**Exercise details**
In how many lines of the data does the word "stars" appear? Give the number by itself.

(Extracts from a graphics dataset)
----------

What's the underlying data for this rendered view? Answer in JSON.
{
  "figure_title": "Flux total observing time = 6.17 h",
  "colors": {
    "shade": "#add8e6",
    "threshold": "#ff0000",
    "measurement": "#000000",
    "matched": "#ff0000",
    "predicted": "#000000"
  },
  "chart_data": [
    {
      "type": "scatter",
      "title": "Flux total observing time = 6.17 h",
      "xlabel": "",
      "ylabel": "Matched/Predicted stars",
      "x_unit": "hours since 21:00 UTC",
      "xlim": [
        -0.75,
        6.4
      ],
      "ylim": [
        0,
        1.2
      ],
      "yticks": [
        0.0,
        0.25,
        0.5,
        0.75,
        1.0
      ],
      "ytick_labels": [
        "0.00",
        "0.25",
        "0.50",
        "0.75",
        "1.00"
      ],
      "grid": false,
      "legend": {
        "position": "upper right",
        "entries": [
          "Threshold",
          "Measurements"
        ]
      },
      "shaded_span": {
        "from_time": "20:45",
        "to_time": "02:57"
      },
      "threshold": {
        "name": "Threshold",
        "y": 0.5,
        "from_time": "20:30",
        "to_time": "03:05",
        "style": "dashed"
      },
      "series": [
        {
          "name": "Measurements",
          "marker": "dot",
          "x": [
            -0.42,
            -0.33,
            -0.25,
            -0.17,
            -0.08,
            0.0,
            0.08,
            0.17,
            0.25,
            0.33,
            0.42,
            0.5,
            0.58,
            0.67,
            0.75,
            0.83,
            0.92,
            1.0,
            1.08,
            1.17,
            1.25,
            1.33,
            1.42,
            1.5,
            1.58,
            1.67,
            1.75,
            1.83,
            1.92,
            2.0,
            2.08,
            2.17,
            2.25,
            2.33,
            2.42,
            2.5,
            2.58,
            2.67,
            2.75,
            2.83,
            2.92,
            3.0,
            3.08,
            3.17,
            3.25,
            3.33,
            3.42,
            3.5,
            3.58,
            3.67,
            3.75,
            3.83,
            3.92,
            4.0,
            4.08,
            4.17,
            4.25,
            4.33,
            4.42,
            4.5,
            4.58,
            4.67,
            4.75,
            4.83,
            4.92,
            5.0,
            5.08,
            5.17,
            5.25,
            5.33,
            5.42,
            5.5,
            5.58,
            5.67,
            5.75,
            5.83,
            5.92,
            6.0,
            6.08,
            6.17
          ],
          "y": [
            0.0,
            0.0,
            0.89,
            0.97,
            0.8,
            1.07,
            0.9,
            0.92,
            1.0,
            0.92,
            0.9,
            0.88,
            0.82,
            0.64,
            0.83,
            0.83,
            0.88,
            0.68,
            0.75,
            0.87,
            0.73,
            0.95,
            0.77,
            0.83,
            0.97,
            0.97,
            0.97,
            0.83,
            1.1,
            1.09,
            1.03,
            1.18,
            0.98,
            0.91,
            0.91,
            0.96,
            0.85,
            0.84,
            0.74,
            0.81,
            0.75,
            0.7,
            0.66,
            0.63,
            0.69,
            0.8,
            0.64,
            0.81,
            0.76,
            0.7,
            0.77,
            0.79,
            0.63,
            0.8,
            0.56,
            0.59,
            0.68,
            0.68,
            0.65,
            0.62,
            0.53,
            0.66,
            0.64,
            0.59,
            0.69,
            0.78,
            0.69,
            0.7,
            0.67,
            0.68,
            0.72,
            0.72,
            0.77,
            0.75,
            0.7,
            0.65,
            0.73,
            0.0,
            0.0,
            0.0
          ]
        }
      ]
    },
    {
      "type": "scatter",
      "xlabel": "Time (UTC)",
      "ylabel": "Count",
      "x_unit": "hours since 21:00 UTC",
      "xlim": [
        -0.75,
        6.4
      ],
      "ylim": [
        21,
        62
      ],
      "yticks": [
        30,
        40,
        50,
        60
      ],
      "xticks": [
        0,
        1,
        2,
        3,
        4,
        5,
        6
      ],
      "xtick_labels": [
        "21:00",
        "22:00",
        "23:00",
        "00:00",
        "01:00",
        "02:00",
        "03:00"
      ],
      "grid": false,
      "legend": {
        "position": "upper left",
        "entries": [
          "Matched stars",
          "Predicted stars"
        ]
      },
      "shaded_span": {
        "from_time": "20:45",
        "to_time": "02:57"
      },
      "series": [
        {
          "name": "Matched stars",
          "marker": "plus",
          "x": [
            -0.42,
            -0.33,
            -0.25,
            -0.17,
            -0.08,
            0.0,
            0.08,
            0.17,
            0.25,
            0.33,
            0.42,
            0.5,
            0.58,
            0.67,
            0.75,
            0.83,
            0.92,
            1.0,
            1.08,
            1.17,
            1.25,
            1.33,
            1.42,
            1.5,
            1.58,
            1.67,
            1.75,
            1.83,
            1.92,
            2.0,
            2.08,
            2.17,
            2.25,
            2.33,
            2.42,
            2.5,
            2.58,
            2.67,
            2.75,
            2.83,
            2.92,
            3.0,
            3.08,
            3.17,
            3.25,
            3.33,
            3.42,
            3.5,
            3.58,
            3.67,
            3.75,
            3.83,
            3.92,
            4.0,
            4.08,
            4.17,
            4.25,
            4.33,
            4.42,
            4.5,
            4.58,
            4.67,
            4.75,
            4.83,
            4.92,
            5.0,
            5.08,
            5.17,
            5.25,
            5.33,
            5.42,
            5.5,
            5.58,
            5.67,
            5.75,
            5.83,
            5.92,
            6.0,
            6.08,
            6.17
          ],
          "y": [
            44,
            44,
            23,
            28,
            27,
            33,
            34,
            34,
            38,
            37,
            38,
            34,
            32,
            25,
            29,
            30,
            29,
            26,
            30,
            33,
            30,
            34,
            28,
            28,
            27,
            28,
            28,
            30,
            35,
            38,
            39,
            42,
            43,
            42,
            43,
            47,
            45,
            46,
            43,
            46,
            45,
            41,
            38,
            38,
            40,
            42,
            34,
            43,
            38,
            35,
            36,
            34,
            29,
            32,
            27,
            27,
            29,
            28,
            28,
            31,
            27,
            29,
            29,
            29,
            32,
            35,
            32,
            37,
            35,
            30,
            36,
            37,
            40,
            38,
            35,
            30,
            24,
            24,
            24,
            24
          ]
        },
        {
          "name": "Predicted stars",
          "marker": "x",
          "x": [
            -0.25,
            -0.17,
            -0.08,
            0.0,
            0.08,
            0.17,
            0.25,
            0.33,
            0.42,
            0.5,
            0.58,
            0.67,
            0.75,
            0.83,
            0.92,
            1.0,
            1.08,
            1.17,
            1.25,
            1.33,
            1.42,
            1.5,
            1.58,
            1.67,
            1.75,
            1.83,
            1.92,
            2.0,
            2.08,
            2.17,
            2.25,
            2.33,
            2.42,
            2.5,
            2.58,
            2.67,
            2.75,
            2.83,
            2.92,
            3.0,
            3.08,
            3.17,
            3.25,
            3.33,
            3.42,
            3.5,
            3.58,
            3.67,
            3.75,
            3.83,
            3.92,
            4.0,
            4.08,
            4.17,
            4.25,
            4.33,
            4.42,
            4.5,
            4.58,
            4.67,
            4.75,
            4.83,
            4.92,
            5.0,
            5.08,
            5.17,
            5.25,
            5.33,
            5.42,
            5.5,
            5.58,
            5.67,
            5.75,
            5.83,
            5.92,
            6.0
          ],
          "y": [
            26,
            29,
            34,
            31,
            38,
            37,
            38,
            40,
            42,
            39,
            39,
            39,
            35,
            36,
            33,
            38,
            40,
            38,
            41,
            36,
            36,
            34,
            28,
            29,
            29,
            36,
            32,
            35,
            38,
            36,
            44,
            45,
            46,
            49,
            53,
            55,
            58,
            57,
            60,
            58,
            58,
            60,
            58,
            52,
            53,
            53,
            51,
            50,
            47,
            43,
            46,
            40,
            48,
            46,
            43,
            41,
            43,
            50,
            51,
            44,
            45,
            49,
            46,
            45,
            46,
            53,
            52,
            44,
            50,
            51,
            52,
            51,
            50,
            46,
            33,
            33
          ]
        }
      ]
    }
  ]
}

----------

**Response below**
5